» **INPUT RECORDS**
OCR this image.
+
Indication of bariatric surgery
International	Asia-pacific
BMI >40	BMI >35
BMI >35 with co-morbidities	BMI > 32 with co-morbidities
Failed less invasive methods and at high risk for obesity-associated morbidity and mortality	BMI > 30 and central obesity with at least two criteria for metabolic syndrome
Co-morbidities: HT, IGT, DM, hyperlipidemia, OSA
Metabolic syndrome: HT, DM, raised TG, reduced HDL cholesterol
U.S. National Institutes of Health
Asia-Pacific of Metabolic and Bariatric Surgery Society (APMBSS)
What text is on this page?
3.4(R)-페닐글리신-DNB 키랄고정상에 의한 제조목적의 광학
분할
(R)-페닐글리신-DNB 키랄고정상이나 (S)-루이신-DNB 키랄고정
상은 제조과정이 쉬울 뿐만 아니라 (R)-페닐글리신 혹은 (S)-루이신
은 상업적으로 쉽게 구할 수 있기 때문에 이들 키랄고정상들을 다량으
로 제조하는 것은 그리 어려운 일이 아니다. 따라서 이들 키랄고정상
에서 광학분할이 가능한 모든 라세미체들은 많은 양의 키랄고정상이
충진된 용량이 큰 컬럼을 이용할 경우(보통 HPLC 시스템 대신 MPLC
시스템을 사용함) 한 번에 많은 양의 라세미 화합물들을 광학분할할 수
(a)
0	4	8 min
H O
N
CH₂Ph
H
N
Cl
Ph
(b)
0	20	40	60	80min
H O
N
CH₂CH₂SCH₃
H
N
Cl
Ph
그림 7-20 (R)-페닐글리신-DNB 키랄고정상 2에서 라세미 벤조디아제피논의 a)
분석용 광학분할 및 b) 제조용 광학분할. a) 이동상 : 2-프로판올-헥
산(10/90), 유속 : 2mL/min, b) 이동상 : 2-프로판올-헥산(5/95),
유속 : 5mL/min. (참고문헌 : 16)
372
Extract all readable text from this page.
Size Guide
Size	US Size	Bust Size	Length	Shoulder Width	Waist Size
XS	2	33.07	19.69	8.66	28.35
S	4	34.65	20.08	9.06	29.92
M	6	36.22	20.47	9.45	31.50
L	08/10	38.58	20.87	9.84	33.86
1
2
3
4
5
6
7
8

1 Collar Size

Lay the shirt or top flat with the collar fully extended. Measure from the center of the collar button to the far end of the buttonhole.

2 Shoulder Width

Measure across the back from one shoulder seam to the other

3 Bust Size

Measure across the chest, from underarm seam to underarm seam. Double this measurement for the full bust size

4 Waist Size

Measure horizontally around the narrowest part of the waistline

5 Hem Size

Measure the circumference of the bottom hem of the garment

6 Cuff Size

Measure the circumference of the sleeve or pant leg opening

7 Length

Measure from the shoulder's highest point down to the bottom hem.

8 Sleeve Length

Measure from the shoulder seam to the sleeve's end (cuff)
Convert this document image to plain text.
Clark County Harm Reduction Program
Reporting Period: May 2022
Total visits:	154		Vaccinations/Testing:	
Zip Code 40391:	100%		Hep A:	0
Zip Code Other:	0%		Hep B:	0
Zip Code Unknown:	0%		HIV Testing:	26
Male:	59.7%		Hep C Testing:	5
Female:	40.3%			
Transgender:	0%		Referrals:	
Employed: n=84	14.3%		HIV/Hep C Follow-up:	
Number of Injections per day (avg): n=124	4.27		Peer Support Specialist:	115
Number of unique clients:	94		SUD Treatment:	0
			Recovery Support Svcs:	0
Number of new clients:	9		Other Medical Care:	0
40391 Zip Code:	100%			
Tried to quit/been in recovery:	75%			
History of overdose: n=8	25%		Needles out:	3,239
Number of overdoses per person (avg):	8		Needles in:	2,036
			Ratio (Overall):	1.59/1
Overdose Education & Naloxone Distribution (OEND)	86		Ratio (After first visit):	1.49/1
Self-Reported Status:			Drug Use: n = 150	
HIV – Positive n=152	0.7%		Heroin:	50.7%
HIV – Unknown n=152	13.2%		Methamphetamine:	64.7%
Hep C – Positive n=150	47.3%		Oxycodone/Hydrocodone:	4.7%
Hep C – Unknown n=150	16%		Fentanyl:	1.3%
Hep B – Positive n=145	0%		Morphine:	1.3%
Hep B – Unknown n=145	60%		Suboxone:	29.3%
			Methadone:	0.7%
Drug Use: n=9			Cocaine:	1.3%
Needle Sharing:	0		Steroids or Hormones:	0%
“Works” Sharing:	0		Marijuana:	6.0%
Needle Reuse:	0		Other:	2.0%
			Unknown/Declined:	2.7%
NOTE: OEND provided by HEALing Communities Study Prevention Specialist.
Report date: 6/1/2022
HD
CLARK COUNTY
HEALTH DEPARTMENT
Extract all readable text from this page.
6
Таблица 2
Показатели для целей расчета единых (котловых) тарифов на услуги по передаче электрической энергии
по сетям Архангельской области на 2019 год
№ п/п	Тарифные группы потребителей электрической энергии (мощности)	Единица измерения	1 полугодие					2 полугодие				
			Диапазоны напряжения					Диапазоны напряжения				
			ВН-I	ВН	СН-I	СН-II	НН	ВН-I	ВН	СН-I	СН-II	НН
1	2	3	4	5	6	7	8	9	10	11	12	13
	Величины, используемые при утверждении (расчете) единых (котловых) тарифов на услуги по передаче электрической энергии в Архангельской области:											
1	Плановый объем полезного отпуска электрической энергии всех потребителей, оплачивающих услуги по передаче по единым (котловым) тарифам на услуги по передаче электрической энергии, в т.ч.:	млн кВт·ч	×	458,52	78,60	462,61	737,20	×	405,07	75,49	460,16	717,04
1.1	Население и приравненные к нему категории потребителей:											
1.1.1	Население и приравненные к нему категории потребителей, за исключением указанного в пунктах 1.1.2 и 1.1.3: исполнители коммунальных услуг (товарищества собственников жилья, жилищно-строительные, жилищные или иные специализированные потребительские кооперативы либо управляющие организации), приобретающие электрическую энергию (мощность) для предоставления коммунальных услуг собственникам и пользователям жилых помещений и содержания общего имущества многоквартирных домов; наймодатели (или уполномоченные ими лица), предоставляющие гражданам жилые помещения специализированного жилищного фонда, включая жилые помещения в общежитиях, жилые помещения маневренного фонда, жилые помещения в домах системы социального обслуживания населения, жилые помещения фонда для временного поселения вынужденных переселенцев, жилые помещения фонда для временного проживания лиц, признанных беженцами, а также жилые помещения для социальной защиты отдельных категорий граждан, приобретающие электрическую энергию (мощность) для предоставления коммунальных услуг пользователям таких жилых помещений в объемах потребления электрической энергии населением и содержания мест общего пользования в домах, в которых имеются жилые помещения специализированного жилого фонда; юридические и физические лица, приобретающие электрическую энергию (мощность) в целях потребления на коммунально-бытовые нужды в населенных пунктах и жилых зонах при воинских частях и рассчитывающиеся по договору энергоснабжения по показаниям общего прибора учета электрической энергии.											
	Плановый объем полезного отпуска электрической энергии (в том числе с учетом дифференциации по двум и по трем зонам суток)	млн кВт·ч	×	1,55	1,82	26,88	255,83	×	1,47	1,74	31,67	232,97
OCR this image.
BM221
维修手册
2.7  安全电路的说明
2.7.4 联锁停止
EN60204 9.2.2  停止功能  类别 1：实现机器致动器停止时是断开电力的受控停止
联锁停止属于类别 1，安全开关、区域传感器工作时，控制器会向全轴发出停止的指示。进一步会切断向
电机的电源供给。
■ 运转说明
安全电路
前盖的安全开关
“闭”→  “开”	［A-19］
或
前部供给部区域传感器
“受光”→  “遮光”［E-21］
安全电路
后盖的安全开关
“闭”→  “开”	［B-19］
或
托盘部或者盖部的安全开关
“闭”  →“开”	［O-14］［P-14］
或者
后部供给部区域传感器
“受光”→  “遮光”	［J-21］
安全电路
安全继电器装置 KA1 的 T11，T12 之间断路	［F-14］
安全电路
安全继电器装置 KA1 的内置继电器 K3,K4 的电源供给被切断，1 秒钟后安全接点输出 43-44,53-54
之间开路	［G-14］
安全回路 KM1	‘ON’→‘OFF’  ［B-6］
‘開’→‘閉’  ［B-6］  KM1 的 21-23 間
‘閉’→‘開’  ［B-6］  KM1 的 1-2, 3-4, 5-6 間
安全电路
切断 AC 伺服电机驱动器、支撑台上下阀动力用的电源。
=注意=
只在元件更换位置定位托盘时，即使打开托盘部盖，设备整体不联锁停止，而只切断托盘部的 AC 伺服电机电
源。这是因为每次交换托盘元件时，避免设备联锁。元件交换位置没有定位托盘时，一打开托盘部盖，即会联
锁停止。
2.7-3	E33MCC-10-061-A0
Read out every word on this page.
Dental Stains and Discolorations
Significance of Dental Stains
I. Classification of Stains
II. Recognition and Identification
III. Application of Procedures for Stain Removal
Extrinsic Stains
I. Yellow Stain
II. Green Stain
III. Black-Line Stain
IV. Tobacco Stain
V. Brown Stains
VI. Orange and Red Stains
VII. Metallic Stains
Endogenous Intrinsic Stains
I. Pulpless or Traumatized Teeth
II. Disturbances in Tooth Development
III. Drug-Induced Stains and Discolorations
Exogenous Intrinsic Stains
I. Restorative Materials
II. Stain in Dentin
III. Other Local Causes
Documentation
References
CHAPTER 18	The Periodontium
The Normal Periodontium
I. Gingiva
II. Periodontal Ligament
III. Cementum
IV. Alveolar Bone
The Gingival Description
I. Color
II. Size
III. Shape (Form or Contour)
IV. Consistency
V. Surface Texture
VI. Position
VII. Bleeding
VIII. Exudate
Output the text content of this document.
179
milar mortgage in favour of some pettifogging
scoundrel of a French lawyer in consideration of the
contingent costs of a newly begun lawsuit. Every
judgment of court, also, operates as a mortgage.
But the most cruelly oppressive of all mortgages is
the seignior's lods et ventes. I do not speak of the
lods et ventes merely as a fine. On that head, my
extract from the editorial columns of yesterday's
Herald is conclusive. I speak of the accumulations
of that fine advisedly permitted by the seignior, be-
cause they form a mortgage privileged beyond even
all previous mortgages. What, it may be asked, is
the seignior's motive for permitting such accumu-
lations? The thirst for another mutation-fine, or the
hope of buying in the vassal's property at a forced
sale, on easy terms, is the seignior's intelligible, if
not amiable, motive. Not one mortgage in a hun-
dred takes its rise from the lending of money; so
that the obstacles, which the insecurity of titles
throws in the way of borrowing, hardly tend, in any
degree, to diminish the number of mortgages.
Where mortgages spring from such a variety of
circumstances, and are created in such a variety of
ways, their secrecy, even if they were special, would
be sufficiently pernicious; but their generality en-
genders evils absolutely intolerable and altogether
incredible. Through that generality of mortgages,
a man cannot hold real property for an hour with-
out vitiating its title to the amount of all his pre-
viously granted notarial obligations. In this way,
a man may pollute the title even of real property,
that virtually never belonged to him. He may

» **WHAT YOU ARE ASKED TO DO**
Using the entries above, return each line that includes the word "seignior".

» **FULL RESPONSE**
the seignior's lods et ventes. I do not speak of the
of that fine advisedly permitted by the seignior, be-
the seignior's motive for permitting such accumu-
sale, on easy terms, is the seignior's intelligible, if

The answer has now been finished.